- **A run of records**:
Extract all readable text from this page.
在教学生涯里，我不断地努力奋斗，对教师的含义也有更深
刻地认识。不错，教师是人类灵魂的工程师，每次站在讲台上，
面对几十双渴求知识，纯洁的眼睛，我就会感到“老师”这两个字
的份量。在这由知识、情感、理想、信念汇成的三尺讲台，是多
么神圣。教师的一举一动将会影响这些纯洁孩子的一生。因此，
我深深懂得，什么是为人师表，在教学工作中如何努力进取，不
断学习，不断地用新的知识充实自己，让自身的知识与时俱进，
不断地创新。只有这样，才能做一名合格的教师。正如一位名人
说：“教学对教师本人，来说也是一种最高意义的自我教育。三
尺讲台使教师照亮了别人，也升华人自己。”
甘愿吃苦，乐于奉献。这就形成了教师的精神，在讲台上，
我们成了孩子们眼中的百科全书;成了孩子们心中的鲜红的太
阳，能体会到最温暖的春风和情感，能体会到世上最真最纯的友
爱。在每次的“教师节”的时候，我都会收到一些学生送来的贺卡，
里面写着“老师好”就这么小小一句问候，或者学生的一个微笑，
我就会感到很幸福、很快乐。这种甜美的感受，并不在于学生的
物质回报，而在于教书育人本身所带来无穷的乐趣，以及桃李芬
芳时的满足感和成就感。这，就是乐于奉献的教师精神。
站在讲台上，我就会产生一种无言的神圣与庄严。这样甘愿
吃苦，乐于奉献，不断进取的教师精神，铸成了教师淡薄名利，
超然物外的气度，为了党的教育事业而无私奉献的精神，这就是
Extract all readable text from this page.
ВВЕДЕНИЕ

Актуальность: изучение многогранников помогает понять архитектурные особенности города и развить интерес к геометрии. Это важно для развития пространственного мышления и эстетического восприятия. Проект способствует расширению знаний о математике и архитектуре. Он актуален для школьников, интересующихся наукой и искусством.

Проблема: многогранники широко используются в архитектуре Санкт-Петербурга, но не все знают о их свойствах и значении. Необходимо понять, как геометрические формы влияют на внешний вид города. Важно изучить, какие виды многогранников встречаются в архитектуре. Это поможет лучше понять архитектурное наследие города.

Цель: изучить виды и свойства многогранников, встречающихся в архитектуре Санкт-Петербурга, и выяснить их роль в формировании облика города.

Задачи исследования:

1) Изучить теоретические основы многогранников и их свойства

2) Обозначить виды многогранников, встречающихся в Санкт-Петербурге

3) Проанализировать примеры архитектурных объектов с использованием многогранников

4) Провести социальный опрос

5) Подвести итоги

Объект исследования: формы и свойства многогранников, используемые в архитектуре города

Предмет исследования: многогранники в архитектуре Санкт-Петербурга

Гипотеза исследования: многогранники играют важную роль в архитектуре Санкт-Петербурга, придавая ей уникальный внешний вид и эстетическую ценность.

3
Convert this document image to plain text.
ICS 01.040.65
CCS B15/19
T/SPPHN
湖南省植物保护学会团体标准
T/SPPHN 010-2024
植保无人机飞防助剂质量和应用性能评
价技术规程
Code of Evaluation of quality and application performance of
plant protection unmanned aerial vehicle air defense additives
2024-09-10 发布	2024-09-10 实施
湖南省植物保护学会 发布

- **What this task involves**:
Transcribe all of the material exactly. Omit nothing.

- **Exercise solution**:
Extract all readable text from this page.
在教学生涯里，我不断地努力奋斗，对教师的含义也有更深
刻地认识。不错，教师是人类灵魂的工程师，每次站在讲台上，
面对几十双渴求知识，纯洁的眼睛，我就会感到“老师”这两个字
的份量。在这由知识、情感、理想、信念汇成的三尺讲台，是多
么神圣。教师的一举一动将会影响这些纯洁孩子的一生。因此，
我深深懂得，什么是为人师表，在教学工作中如何努力进取，不
断学习，不断地用新的知识充实自己，让自身的知识与时俱进，
不断地创新。只有这样，才能做一名合格的教师。正如一位名人
说：“教学对教师本人，来说也是一种最高意义的自我教育。三
尺讲台使教师照亮了别人，也升华人自己。”
甘愿吃苦，乐于奉献。这就形成了教师的精神，在讲台上，
我们成了孩子们眼中的百科全书;成了孩子们心中的鲜红的太
阳，能体会到最温暖的春风和情感，能体会到世上最真最纯的友
爱。在每次的“教师节”的时候，我都会收到一些学生送来的贺卡，
里面写着“老师好”就这么小小一句问候，或者学生的一个微笑，
我就会感到很幸福、很快乐。这种甜美的感受，并不在于学生的
物质回报，而在于教书育人本身所带来无穷的乐趣，以及桃李芬
芳时的满足感和成就感。这，就是乐于奉献的教师精神。
站在讲台上，我就会产生一种无言的神圣与庄严。这样甘愿
吃苦，乐于奉献，不断进取的教师精神，铸成了教师淡薄名利，
超然物外的气度，为了党的教育事业而无私奉献的精神，这就是
Extract all readable text from this page.
ВВЕДЕНИЕ

Актуальность: изучение многогранников помогает понять архитектурные особенности города и развить интерес к геометрии. Это важно для развития пространственного мышления и эстетического восприятия. Проект способствует расширению знаний о математике и архитектуре. Он актуален для школьников, интересующихся наукой и искусством.

Проблема: многогранники широко используются в архитектуре Санкт-Петербурга, но не все знают о их свойствах и значении. Необходимо понять, как геометрические формы влияют на внешний вид города. Важно изучить, какие виды многогранников встречаются в архитектуре. Это поможет лучше понять архитектурное наследие города.

Цель: изучить виды и свойства многогранников, встречающихся в архитектуре Санкт-Петербурга, и выяснить их роль в формировании облика города.

Задачи исследования:

1) Изучить теоретические основы многогранников и их свойства

2) Обозначить виды многогранников, встречающихся в Санкт-Петербурге

3) Проанализировать примеры архитектурных объектов с использованием многогранников

4) Провести социальный опрос

5) Подвести итоги

Объект исследования: формы и свойства многогранников, используемые в архитектуре города

Предмет исследования: многогранники в архитектуре Санкт-Петербурга

Гипотеза исследования: многогранники играют важную роль в архитектуре Санкт-Петербурга, придавая ей уникальный внешний вид и эстетическую ценность.

3
Convert this document image to plain text.
ICS 01.040.65
CCS B15/19
T/SPPHN
湖南省植物保护学会团体标准
T/SPPHN 010-2024
植保无人机飞防助剂质量和应用性能评
价技术规程
Code of Evaluation of quality and application performance of
plant protection unmanned aerial vehicle air defense additives
2024-09-10 发布	2024-09-10 实施
湖南省植物保护学会 发布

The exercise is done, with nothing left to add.